* _Exercise details_
Below is a set of records; print all of them exactly as written.

* _Records for this exercise_
###
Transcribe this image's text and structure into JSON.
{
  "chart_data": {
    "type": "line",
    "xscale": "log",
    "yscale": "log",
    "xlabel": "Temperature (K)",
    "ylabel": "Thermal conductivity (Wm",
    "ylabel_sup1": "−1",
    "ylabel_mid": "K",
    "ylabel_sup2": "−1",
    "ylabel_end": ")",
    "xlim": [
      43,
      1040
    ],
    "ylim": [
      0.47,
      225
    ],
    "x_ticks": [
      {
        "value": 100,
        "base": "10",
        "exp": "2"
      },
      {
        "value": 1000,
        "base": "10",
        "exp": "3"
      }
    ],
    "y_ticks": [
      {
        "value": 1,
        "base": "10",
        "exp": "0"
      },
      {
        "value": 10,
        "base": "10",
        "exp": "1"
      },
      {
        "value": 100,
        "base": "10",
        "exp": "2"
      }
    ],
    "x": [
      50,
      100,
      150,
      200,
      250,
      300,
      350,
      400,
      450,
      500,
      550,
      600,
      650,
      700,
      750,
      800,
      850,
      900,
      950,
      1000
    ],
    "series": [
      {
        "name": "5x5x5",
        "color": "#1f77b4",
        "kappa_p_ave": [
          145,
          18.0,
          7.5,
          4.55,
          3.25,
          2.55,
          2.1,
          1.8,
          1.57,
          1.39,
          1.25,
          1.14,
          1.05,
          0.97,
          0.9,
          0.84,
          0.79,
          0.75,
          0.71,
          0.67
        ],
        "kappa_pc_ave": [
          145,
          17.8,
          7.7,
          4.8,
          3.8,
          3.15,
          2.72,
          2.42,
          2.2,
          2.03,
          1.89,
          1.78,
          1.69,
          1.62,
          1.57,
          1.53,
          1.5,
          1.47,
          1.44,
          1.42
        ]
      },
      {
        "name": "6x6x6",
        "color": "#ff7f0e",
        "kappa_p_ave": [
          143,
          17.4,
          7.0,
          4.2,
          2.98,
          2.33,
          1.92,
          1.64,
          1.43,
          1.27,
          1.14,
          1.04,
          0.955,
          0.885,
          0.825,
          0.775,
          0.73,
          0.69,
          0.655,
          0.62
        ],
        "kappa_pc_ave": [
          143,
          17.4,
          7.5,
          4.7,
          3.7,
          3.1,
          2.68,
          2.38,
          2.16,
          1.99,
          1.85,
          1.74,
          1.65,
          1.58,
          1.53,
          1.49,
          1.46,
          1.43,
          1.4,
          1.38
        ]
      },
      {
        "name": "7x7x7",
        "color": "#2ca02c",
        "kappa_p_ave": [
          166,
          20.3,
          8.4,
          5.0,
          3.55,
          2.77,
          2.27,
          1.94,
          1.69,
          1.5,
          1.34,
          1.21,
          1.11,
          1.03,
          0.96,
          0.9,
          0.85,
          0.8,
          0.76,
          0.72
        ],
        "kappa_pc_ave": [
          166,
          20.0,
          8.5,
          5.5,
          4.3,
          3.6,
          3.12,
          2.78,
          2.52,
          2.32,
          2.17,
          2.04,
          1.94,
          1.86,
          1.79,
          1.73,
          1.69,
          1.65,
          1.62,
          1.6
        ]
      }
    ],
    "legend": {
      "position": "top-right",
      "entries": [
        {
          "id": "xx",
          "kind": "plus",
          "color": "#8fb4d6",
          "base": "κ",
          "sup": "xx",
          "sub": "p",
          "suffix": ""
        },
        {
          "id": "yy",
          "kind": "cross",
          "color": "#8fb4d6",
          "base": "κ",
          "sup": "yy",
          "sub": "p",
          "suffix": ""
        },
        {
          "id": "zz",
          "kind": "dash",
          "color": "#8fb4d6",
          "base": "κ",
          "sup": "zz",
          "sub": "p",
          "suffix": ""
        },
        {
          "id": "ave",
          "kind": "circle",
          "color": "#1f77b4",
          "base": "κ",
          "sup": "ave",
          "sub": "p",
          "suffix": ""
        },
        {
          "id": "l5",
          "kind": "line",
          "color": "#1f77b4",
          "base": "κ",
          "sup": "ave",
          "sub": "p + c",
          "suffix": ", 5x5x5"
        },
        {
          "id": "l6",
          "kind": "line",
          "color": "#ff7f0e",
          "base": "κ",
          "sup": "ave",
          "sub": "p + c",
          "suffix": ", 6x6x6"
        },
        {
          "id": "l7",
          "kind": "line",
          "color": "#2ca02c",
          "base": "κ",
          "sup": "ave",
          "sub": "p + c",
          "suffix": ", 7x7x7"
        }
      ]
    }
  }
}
###
* _Reply_
Transcribe this image's text and structure into JSON.
{
  "chart_data": {
    "type": "line",
    "xscale": "log",
    "yscale": "log",
    "xlabel": "Temperature (K)",
    "ylabel": "Thermal conductivity (Wm",
    "ylabel_sup1": "−1",
    "ylabel_mid": "K",
    "ylabel_sup2": "−1",
    "ylabel_end": ")",
    "xlim": [
      43,
      1040
    ],
    "ylim": [
      0.47,
      225
    ],
    "x_ticks": [
      {
        "value": 100,
        "base": "10",
        "exp": "2"
      },
      {
        "value": 1000,
        "base": "10",
        "exp": "3"
      }
    ],
    "y_ticks": [
      {
        "value": 1,
        "base": "10",
        "exp": "0"
      },
      {
        "value": 10,
        "base": "10",
        "exp": "1"
      },
      {
        "value": 100,
        "base": "10",
        "exp": "2"
      }
    ],
    "x": [
      50,
      100,
      150,
      200,
      250,
      300,
      350,
      400,
      450,
      500,
      550,
      600,
      650,
      700,
      750,
      800,
      850,
      900,
      950,
      1000
    ],
    "series": [
      {
        "name": "5x5x5",
        "color": "#1f77b4",
        "kappa_p_ave": [
          145,
          18.0,
          7.5,
          4.55,
          3.25,
          2.55,
          2.1,
          1.8,
          1.57,
          1.39,
          1.25,
          1.14,
          1.05,
          0.97,
          0.9,
          0.84,
          0.79,
          0.75,
          0.71,
          0.67
        ],
        "kappa_pc_ave": [
          145,
          17.8,
          7.7,
          4.8,
          3.8,
          3.15,
          2.72,
          2.42,
          2.2,
          2.03,
          1.89,
          1.78,
          1.69,
          1.62,
          1.57,
          1.53,
          1.5,
          1.47,
          1.44,
          1.42
        ]
      },
      {
        "name": "6x6x6",
        "color": "#ff7f0e",
        "kappa_p_ave": [
          143,
          17.4,
          7.0,
          4.2,
          2.98,
          2.33,
          1.92,
          1.64,
          1.43,
          1.27,
          1.14,
          1.04,
          0.955,
          0.885,
          0.825,
          0.775,
          0.73,
          0.69,
          0.655,
          0.62
        ],
        "kappa_pc_ave": [
          143,
          17.4,
          7.5,
          4.7,
          3.7,
          3.1,
          2.68,
          2.38,
          2.16,
          1.99,
          1.85,
          1.74,
          1.65,
          1.58,
          1.53,
          1.49,
          1.46,
          1.43,
          1.4,
          1.38
        ]
      },
      {
        "name": "7x7x7",
        "color": "#2ca02c",
        "kappa_p_ave": [
          166,
          20.3,
          8.4,
          5.0,
          3.55,
          2.77,
          2.27,
          1.94,
          1.69,
          1.5,
          1.34,
          1.21,
          1.11,
          1.03,
          0.96,
          0.9,
          0.85,
          0.8,
          0.76,
          0.72
        ],
        "kappa_pc_ave": [
          166,
          20.0,
          8.5,
          5.5,
          4.3,
          3.6,
          3.12,
          2.78,
          2.52,
          2.32,
          2.17,
          2.04,
          1.94,
          1.86,
          1.79,
          1.73,
          1.69,
          1.65,
          1.62,
          1.6
        ]
      }
    ],
    "legend": {
      "position": "top-right",
      "entries": [
        {
          "id": "xx",
          "kind": "plus",
          "color": "#8fb4d6",
          "base": "κ",
          "sup": "xx",
          "sub": "p",
          "suffix": ""
        },
        {
          "id": "yy",
          "kind": "cross",
          "color": "#8fb4d6",
          "base": "κ",
          "sup": "yy",
          "sub": "p",
          "suffix": ""
        },
        {
          "id": "zz",
          "kind": "dash",
          "color": "#8fb4d6",
          "base": "κ",
          "sup": "zz",
          "sub": "p",
          "suffix": ""
        },
        {
          "id": "ave",
          "kind": "circle",
          "color": "#1f77b4",
          "base": "κ",
          "sup": "ave",
          "sub": "p",
          "suffix": ""
        },
        {
          "id": "l5",
          "kind": "line",
          "color": "#1f77b4",
          "base": "κ",
          "sup": "ave",
          "sub": "p + c",
          "suffix": ", 5x5x5"
        },
        {
          "id": "l6",
          "kind": "line",
          "color": "#ff7f0e",
          "base": "κ",
          "sup": "ave",
          "sub": "p + c",
          "suffix": ", 6x6x6"
        },
        {
          "id": "l7",
          "kind": "line",
          "color": "#2ca02c",
          "base": "κ",
          "sup": "ave",
          "sub": "p + c",
          "suffix": ", 7x7x7"
        }
      ]
    }
  }
}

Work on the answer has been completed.